Problem | Each entry below must be repeated exactly, with pictures left out.

---

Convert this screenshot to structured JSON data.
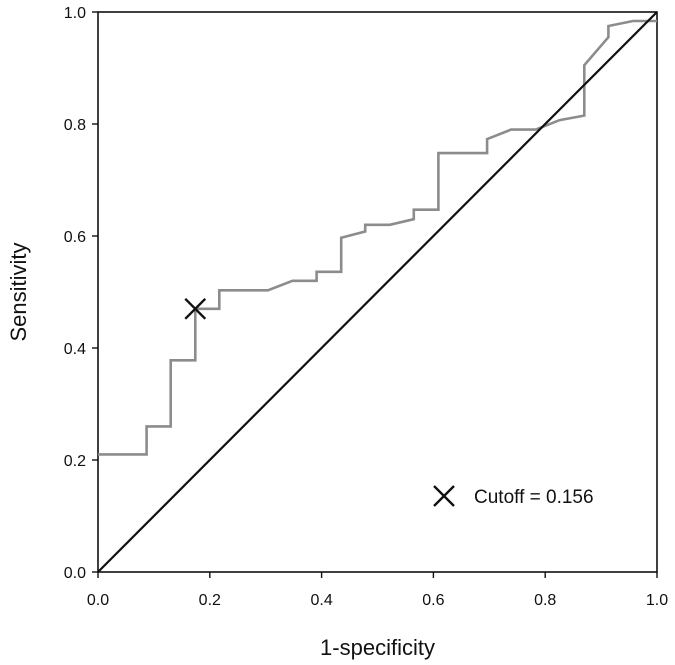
{
  "chart_data": {
    "type": "line",
    "title": "",
    "xlabel": "1-specificity",
    "ylabel": "Sensitivity",
    "xlim": [
      0.0,
      1.0
    ],
    "ylim": [
      0.0,
      1.0
    ],
    "xticks": [
      "0.0",
      "0.2",
      "0.4",
      "0.6",
      "0.8",
      "1.0"
    ],
    "yticks": [
      "0.0",
      "0.2",
      "0.4",
      "0.6",
      "0.8",
      "1.0"
    ],
    "grid": false,
    "legend": {
      "placement": "bottom-right"
    },
    "series": [
      {
        "color": "#8c8c8c",
        "x": [
          0.0,
          0.087,
          0.087,
          0.13,
          0.13,
          0.174,
          0.174,
          0.217,
          0.217,
          0.304,
          0.348,
          0.391,
          0.391,
          0.435,
          0.435,
          0.478,
          0.478,
          0.522,
          0.565,
          0.565,
          0.609,
          0.609,
          0.696,
          0.696,
          0.739,
          0.783,
          0.826,
          0.87,
          0.87,
          0.913,
          0.913,
          0.957,
          1.0
        ],
        "y": [
          0.21,
          0.21,
          0.26,
          0.26,
          0.378,
          0.378,
          0.47,
          0.47,
          0.503,
          0.503,
          0.52,
          0.52,
          0.536,
          0.536,
          0.597,
          0.608,
          0.62,
          0.62,
          0.63,
          0.647,
          0.647,
          0.748,
          0.748,
          0.773,
          0.79,
          0.79,
          0.807,
          0.815,
          0.905,
          0.955,
          0.975,
          0.984,
          0.984
        ]
      },
      {
        "color": "#111111",
        "x": [
          0.0,
          1.0
        ],
        "y": [
          0.0,
          1.0
        ]
      }
    ],
    "annotations": [
      {
        "marker": "x",
        "x": 0.174,
        "y": 0.47,
        "label": "Cutoff = 0.156"
      }
    ]
  }
}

---

Exercise solution |
Convert this screenshot to structured JSON data.
{
  "chart_data": {
    "type": "line",
    "title": "",
    "xlabel": "1-specificity",
    "ylabel": "Sensitivity",
    "xlim": [
      0.0,
      1.0
    ],
    "ylim": [
      0.0,
      1.0
    ],
    "xticks": [
      "0.0",
      "0.2",
      "0.4",
      "0.6",
      "0.8",
      "1.0"
    ],
    "yticks": [
      "0.0",
      "0.2",
      "0.4",
      "0.6",
      "0.8",
      "1.0"
    ],
    "grid": false,
    "legend": {
      "placement": "bottom-right"
    },
    "series": [
      {
        "color": "#8c8c8c",
        "x": [
          0.0,
          0.087,
          0.087,
          0.13,
          0.13,
          0.174,
          0.174,
          0.217,
          0.217,
          0.304,
          0.348,
          0.391,
          0.391,
          0.435,
          0.435,
          0.478,
          0.478,
          0.522,
          0.565,
          0.565,
          0.609,
          0.609,
          0.696,
          0.696,
          0.739,
          0.783,
          0.826,
          0.87,
          0.87,
          0.913,
          0.913,
          0.957,
          1.0
        ],
        "y": [
          0.21,
          0.21,
          0.26,
          0.26,
          0.378,
          0.378,
          0.47,
          0.47,
          0.503,
          0.503,
          0.52,
          0.52,
          0.536,
          0.536,
          0.597,
          0.608,
          0.62,
          0.62,
          0.63,
          0.647,
          0.647,
          0.748,
          0.748,
          0.773,
          0.79,
          0.79,
          0.807,
          0.815,
          0.905,
          0.955,
          0.975,
          0.984,
          0.984
        ]
      },
      {
        "color": "#111111",
        "x": [
          0.0,
          1.0
        ],
        "y": [
          0.0,
          1.0
        ]
      }
    ],
    "annotations": [
      {
        "marker": "x",
        "x": 0.174,
        "y": 0.47,
        "label": "Cutoff = 0.156"
      }
    ]
  }
}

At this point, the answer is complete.